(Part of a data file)
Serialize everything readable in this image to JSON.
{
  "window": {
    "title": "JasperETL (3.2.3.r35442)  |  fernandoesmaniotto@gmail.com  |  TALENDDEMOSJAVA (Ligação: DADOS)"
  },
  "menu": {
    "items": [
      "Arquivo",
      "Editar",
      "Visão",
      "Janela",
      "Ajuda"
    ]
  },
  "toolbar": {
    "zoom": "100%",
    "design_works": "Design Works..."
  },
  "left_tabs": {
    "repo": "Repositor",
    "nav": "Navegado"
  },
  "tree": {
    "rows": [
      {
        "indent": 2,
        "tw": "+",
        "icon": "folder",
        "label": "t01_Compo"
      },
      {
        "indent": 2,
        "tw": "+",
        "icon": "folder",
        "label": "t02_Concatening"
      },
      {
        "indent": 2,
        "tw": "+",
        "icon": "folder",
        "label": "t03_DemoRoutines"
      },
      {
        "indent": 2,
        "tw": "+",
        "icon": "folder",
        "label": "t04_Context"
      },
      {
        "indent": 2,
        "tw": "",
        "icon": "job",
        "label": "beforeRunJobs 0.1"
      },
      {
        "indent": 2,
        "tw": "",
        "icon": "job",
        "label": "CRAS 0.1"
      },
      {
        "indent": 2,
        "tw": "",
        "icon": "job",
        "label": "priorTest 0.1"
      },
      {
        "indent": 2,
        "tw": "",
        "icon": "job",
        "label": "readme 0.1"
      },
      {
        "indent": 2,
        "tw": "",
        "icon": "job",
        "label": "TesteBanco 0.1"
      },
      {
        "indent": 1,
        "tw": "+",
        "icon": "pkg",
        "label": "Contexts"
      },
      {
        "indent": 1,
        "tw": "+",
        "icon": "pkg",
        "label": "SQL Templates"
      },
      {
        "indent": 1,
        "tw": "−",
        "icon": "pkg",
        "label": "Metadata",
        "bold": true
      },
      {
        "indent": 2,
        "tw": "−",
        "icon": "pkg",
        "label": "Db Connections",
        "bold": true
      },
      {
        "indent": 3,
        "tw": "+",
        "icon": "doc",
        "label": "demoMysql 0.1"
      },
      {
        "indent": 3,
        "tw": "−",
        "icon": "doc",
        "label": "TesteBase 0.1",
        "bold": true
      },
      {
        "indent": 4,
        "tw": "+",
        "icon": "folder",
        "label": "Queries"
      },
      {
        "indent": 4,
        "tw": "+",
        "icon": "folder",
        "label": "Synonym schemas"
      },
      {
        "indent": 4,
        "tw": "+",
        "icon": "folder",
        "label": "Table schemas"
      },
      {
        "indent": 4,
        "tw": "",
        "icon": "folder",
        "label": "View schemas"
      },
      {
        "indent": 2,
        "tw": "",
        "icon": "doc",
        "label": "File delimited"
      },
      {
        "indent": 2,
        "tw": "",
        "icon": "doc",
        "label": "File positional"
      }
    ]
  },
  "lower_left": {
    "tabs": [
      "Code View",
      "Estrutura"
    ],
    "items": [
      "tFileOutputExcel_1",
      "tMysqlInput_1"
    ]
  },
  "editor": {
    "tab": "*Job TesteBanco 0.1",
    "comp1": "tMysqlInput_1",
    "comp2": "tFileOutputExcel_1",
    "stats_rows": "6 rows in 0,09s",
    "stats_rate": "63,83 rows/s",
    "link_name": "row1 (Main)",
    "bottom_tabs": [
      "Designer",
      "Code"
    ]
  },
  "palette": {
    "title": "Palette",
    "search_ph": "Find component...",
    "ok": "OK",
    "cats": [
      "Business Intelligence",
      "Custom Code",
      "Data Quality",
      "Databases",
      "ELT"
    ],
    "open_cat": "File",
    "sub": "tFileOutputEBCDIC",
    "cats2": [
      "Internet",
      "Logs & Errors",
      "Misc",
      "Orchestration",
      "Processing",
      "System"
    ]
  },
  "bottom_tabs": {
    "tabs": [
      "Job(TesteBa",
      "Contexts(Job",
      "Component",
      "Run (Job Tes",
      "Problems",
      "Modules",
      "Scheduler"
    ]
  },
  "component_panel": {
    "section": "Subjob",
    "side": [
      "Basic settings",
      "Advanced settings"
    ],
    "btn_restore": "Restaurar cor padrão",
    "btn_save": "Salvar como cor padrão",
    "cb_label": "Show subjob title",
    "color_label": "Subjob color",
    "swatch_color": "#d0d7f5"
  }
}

WHAT YOU HAVE TO DO -> From the preceding material, extract every line exactly.

RESULT OF THIS EXERCISE ->
Serialize everything readable in this image to JSON.
{
  "window": {
    "title": "JasperETL (3.2.3.r35442)  |  fernandoesmaniotto@gmail.com  |  TALENDDEMOSJAVA (Ligação: DADOS)"
  },
  "menu": {
    "items": [
      "Arquivo",
      "Editar",
      "Visão",
      "Janela",
      "Ajuda"
    ]
  },
  "toolbar": {
    "zoom": "100%",
    "design_works": "Design Works..."
  },
  "left_tabs": {
    "repo": "Repositor",
    "nav": "Navegado"
  },
  "tree": {
    "rows": [
      {
        "indent": 2,
        "tw": "+",
        "icon": "folder",
        "label": "t01_Compo"
      },
      {
        "indent": 2,
        "tw": "+",
        "icon": "folder",
        "label": "t02_Concatening"
      },
      {
        "indent": 2,
        "tw": "+",
        "icon": "folder",
        "label": "t03_DemoRoutines"
      },
      {
        "indent": 2,
        "tw": "+",
        "icon": "folder",
        "label": "t04_Context"
      },
      {
        "indent": 2,
        "tw": "",
        "icon": "job",
        "label": "beforeRunJobs 0.1"
      },
      {
        "indent": 2,
        "tw": "",
        "icon": "job",
        "label": "CRAS 0.1"
      },
      {
        "indent": 2,
        "tw": "",
        "icon": "job",
        "label": "priorTest 0.1"
      },
      {
        "indent": 2,
        "tw": "",
        "icon": "job",
        "label": "readme 0.1"
      },
      {
        "indent": 2,
        "tw": "",
        "icon": "job",
        "label": "TesteBanco 0.1"
      },
      {
        "indent": 1,
        "tw": "+",
        "icon": "pkg",
        "label": "Contexts"
      },
      {
        "indent": 1,
        "tw": "+",
        "icon": "pkg",
        "label": "SQL Templates"
      },
      {
        "indent": 1,
        "tw": "−",
        "icon": "pkg",
        "label": "Metadata",
        "bold": true
      },
      {
        "indent": 2,
        "tw": "−",
        "icon": "pkg",
        "label": "Db Connections",
        "bold": true
      },
      {
        "indent": 3,
        "tw": "+",
        "icon": "doc",
        "label": "demoMysql 0.1"
      },
      {
        "indent": 3,
        "tw": "−",
        "icon": "doc",
        "label": "TesteBase 0.1",
        "bold": true
      },
      {
        "indent": 4,
        "tw": "+",
        "icon": "folder",
        "label": "Queries"
      },
      {
        "indent": 4,
        "tw": "+",
        "icon": "folder",
        "label": "Synonym schemas"
      },
      {
        "indent": 4,
        "tw": "+",
        "icon": "folder",
        "label": "Table schemas"
      },
      {
        "indent": 4,
        "tw": "",
        "icon": "folder",
        "label": "View schemas"
      },
      {
        "indent": 2,
        "tw": "",
        "icon": "doc",
        "label": "File delimited"
      },
      {
        "indent": 2,
        "tw": "",
        "icon": "doc",
        "label": "File positional"
      }
    ]
  },
  "lower_left": {
    "tabs": [
      "Code View",
      "Estrutura"
    ],
    "items": [
      "tFileOutputExcel_1",
      "tMysqlInput_1"
    ]
  },
  "editor": {
    "tab": "*Job TesteBanco 0.1",
    "comp1": "tMysqlInput_1",
    "comp2": "tFileOutputExcel_1",
    "stats_rows": "6 rows in 0,09s",
    "stats_rate": "63,83 rows/s",
    "link_name": "row1 (Main)",
    "bottom_tabs": [
      "Designer",
      "Code"
    ]
  },
  "palette": {
    "title": "Palette",
    "search_ph": "Find component...",
    "ok": "OK",
    "cats": [
      "Business Intelligence",
      "Custom Code",
      "Data Quality",
      "Databases",
      "ELT"
    ],
    "open_cat": "File",
    "sub": "tFileOutputEBCDIC",
    "cats2": [
      "Internet",
      "Logs & Errors",
      "Misc",
      "Orchestration",
      "Processing",
      "System"
    ]
  },
  "bottom_tabs": {
    "tabs": [
      "Job(TesteBa",
      "Contexts(Job",
      "Component",
      "Run (Job Tes",
      "Problems",
      "Modules",
      "Scheduler"
    ]
  },
  "component_panel": {
    "section": "Subjob",
    "side": [
      "Basic settings",
      "Advanced settings"
    ],
    "btn_restore": "Restaurar cor padrão",
    "btn_save": "Salvar como cor padrão",
    "cb_label": "Show subjob title",
    "color_label": "Subjob color",
    "swatch_color": "#d0d7f5"
  }
}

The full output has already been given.